▸ **Request**: Copy each line holding the string "Список".

— Begin Information shown —

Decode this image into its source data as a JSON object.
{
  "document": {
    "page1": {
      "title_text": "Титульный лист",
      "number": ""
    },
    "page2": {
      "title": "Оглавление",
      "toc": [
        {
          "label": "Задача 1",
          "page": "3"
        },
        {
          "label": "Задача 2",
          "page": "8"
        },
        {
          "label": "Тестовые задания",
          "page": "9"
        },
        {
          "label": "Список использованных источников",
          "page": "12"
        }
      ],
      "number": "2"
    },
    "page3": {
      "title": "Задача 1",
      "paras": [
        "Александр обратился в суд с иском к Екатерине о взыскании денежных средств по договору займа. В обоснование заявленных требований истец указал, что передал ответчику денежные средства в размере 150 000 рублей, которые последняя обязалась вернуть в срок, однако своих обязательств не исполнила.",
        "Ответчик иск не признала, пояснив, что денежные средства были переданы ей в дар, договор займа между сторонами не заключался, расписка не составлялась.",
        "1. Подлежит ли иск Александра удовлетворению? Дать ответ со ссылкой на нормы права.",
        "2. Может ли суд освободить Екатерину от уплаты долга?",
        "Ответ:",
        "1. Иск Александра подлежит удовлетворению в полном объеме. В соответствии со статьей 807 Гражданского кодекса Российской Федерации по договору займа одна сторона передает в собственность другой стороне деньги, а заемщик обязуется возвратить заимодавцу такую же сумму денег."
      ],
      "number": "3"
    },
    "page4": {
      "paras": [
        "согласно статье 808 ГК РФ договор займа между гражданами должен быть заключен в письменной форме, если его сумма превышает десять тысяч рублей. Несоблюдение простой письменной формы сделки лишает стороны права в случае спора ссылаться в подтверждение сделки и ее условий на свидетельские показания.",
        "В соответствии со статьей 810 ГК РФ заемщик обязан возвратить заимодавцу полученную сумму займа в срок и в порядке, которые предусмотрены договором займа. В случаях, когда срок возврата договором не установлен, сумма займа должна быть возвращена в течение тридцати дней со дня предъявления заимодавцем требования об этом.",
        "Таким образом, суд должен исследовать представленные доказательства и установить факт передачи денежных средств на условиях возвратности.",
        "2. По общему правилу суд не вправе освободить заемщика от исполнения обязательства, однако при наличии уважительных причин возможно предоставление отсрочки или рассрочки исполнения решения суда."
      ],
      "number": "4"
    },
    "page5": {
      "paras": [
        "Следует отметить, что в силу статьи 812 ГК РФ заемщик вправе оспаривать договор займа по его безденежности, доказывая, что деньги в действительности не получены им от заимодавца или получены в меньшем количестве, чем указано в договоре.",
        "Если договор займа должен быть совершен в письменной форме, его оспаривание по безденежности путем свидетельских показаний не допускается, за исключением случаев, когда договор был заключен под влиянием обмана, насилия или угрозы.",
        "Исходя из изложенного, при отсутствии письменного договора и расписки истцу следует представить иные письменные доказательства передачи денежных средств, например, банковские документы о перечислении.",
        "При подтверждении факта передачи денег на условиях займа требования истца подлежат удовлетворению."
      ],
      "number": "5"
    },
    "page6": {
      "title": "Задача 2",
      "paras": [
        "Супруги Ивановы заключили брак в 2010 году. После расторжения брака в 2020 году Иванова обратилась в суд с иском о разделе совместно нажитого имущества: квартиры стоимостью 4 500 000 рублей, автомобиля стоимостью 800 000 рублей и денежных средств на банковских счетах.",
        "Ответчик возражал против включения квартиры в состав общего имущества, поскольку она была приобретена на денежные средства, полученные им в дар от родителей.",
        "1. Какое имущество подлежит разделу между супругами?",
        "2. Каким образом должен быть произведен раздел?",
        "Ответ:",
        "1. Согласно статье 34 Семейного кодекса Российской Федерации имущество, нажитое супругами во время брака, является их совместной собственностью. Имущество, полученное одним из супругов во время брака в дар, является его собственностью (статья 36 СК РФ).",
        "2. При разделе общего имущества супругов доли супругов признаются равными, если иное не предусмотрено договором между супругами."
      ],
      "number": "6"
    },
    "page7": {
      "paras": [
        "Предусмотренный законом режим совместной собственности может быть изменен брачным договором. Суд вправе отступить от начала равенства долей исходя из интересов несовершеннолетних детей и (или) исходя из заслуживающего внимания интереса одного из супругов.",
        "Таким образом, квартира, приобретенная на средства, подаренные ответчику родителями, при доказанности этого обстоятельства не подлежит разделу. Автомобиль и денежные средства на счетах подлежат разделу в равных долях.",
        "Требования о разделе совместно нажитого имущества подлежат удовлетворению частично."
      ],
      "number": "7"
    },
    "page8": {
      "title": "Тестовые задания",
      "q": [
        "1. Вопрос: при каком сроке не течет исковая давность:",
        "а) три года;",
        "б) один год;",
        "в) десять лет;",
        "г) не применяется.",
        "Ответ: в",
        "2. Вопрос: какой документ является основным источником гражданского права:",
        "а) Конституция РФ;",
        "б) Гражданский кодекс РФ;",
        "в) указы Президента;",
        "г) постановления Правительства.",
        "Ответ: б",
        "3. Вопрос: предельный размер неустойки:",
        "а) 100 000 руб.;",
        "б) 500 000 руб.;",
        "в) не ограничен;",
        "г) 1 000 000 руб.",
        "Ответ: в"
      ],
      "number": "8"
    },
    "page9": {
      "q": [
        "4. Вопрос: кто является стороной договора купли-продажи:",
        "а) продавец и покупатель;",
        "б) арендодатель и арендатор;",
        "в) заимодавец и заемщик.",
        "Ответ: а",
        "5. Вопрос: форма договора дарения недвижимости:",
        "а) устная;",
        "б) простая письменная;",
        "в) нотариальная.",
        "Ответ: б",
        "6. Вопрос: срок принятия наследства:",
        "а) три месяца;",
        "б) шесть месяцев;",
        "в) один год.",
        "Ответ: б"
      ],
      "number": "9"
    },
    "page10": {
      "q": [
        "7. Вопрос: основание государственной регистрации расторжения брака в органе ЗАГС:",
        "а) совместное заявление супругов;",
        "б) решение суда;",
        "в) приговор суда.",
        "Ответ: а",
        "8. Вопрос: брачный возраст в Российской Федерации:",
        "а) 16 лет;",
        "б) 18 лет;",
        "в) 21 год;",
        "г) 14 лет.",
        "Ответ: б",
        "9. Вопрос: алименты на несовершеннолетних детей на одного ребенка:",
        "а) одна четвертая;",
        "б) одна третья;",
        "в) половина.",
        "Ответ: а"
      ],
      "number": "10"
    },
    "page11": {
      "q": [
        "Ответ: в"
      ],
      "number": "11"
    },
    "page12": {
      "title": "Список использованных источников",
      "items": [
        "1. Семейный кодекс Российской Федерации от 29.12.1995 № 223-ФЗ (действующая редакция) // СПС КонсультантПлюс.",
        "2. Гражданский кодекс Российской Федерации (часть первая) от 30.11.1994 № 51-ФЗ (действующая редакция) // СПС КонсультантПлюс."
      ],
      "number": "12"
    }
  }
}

— End Information shown —

▸ **Solution to this exercise**:
          "label": "Список использованных источников",
      "title": "Список использованных источников",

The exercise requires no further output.